Repeat the material verbatim and drop the pictures.

(Dataset items)
◆ ◆ ◆
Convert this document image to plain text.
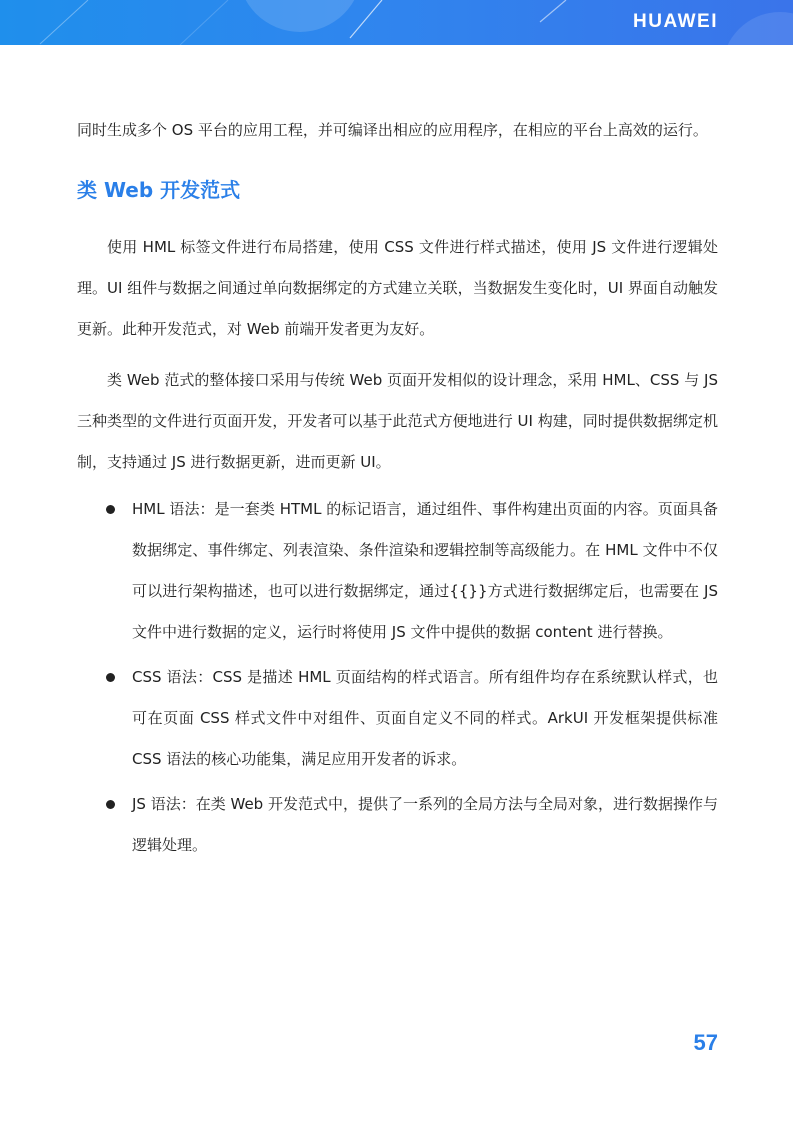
HUAWEI

同时生成多个 OS 平台的应用工程，并可编译出相应的应用程序，在相应的平台上高效的运行。

类 Web 开发范式

使用 HML 标签文件进行布局搭建，使用 CSS 文件进行样式描述，使用 JS 文件进行逻辑处理。UI 组件与数据之间通过单向数据绑定的方式建立关联，当数据发生变化时，UI 界面自动触发更新。此种开发范式，对 Web 前端开发者更为友好。

类 Web 范式的整体接口采用与传统 Web 页面开发相似的设计理念，采用 HML、CSS 与 JS 三种类型的文件进行页面开发，开发者可以基于此范式方便地进行 UI 构建，同时提供数据绑定机制，支持通过 JS 进行数据更新，进而更新 UI。

HML 语法：是一套类 HTML 的标记语言，通过组件、事件构建出页面的内容。页面具备数据绑定、事件绑定、列表渲染、条件渲染和逻辑控制等高级能力。在 HML 文件中不仅可以进行架构描述，也可以进行数据绑定，通过{{}}方式进行数据绑定后，也需要在 JS 文件中进行数据的定义，运行时将使用 JS 文件中提供的数据 content 进行替换。
CSS 语法：CSS 是描述 HML 页面结构的样式语言。所有组件均存在系统默认样式，也可在页面 CSS 样式文件中对组件、页面自定义不同的样式。ArkUI 开发框架提供标准 CSS 语法的核心功能集，满足应用开发者的诉求。
JS 语法：在类 Web 开发范式中，提供了一系列的全局方法与全局对象，进行数据操作与逻辑处理。
57
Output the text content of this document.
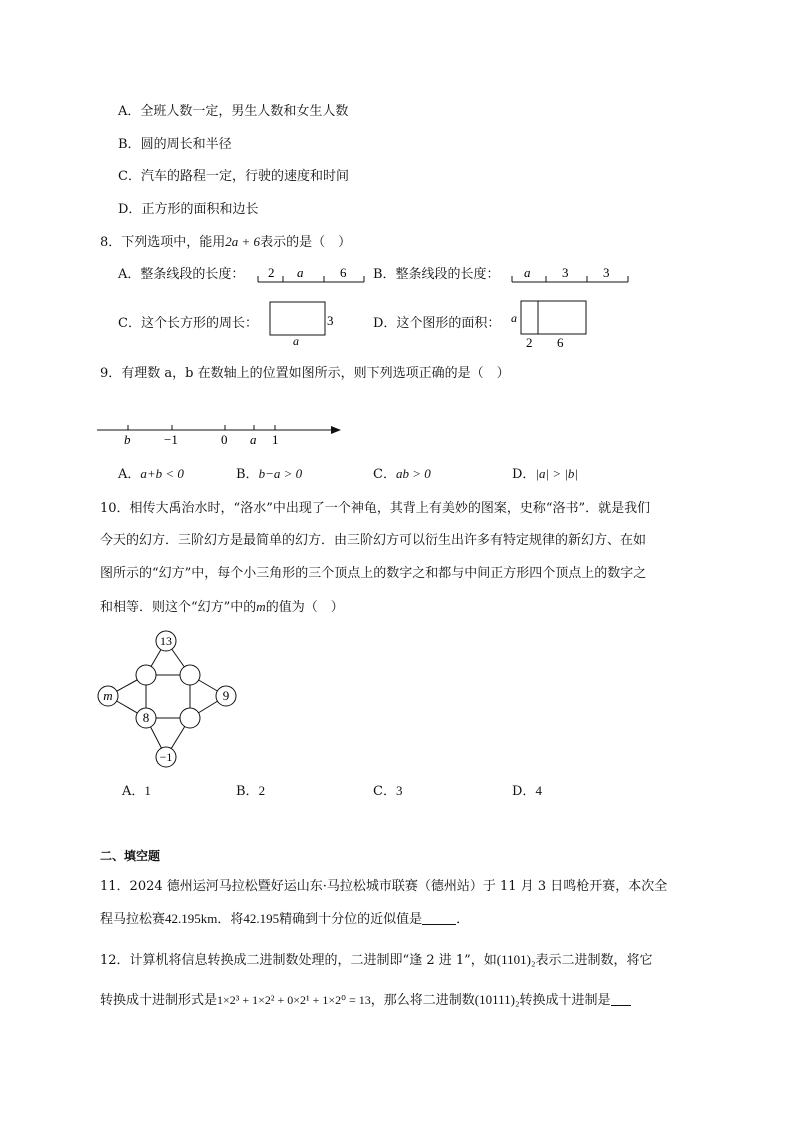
A．全班人数一定，男生人数和女生人数
B．圆的周长和半径
C．汽车的路程一定，行驶的速度和时间
D．正方形的面积和边长
8．下列选项中，能用2a + 6表示的是（　）
A．整条线段的长度： 2 a	6 B．整条线段的长度： a 3	3
C．这个长方形的周长：	3
a
D．这个图形的面积： a
2 6
9．有理数 a，b 在数轴上的位置如图所示，则下列选项正确的是（　）
b	−1	0 a 1
A．a+b < 0	B．b−a > 0	C．ab > 0	D．|a| > |b|
10．相传大禹治水时，“洛水”中出现了一个神龟，其背上有美妙的图案，史称“洛书”．就是我们
今天的幻方．三阶幻方是最简单的幻方．由三阶幻方可以衍生出许多有特定规律的新幻方、在如
图所示的“幻方”中，每个小三角形的三个顶点上的数字之和都与中间正方形四个顶点上的数字之
和相等．则这个“幻方”中的m的值为（　）
13
m	9
−1
8
A．1	B．2	C．3	D．4
二、填空题
11．2024 德州运河马拉松暨好运山东·马拉松城市联赛（德州站）于 11 月 3 日鸣枪开赛，本次全
程马拉松赛42.195km．将42.195精确到十分位的近似值是	．
12．计算机将信息转换成二进制数处理的，二进制即“逢 2 进 1”，如(1101)₂表示二进制数，将它
转换成十进制形式是1×2³ + 1×2² + 0×2¹ + 1×2⁰ = 13，那么将二进制数(10111)₂转换成十进制是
◆ ◆ ◆
■ **Answer for this exercise**
Convert this document image to plain text.
HUAWEI

同时生成多个 OS 平台的应用工程，并可编译出相应的应用程序，在相应的平台上高效的运行。

类 Web 开发范式

使用 HML 标签文件进行布局搭建，使用 CSS 文件进行样式描述，使用 JS 文件进行逻辑处理。UI 组件与数据之间通过单向数据绑定的方式建立关联，当数据发生变化时，UI 界面自动触发更新。此种开发范式，对 Web 前端开发者更为友好。

类 Web 范式的整体接口采用与传统 Web 页面开发相似的设计理念，采用 HML、CSS 与 JS 三种类型的文件进行页面开发，开发者可以基于此范式方便地进行 UI 构建，同时提供数据绑定机制，支持通过 JS 进行数据更新，进而更新 UI。

HML 语法：是一套类 HTML 的标记语言，通过组件、事件构建出页面的内容。页面具备数据绑定、事件绑定、列表渲染、条件渲染和逻辑控制等高级能力。在 HML 文件中不仅可以进行架构描述，也可以进行数据绑定，通过{{}}方式进行数据绑定后，也需要在 JS 文件中进行数据的定义，运行时将使用 JS 文件中提供的数据 content 进行替换。
CSS 语法：CSS 是描述 HML 页面结构的样式语言。所有组件均存在系统默认样式，也可在页面 CSS 样式文件中对组件、页面自定义不同的样式。ArkUI 开发框架提供标准 CSS 语法的核心功能集，满足应用开发者的诉求。
JS 语法：在类 Web 开发范式中，提供了一系列的全局方法与全局对象，进行数据操作与逻辑处理。
57
Output the text content of this document.
A．全班人数一定，男生人数和女生人数
B．圆的周长和半径
C．汽车的路程一定，行驶的速度和时间
D．正方形的面积和边长
8．下列选项中，能用2a + 6表示的是（　）
A．整条线段的长度： 2 a	6 B．整条线段的长度： a 3	3
C．这个长方形的周长：	3
a
D．这个图形的面积： a
2 6
9．有理数 a，b 在数轴上的位置如图所示，则下列选项正确的是（　）
b	−1	0 a 1
A．a+b < 0	B．b−a > 0	C．ab > 0	D．|a| > |b|
10．相传大禹治水时，“洛水”中出现了一个神龟，其背上有美妙的图案，史称“洛书”．就是我们
今天的幻方．三阶幻方是最简单的幻方．由三阶幻方可以衍生出许多有特定规律的新幻方、在如
图所示的“幻方”中，每个小三角形的三个顶点上的数字之和都与中间正方形四个顶点上的数字之
和相等．则这个“幻方”中的m的值为（　）
13
m	9
−1
8
A．1	B．2	C．3	D．4
二、填空题
11．2024 德州运河马拉松暨好运山东·马拉松城市联赛（德州站）于 11 月 3 日鸣枪开赛，本次全
程马拉松赛42.195km．将42.195精确到十分位的近似值是	．
12．计算机将信息转换成二进制数处理的，二进制即“逢 2 进 1”，如(1101)₂表示二进制数，将它
转换成十进制形式是1×2³ + 1×2² + 0×2¹ + 1×2⁰ = 13，那么将二进制数(10111)₂转换成十进制是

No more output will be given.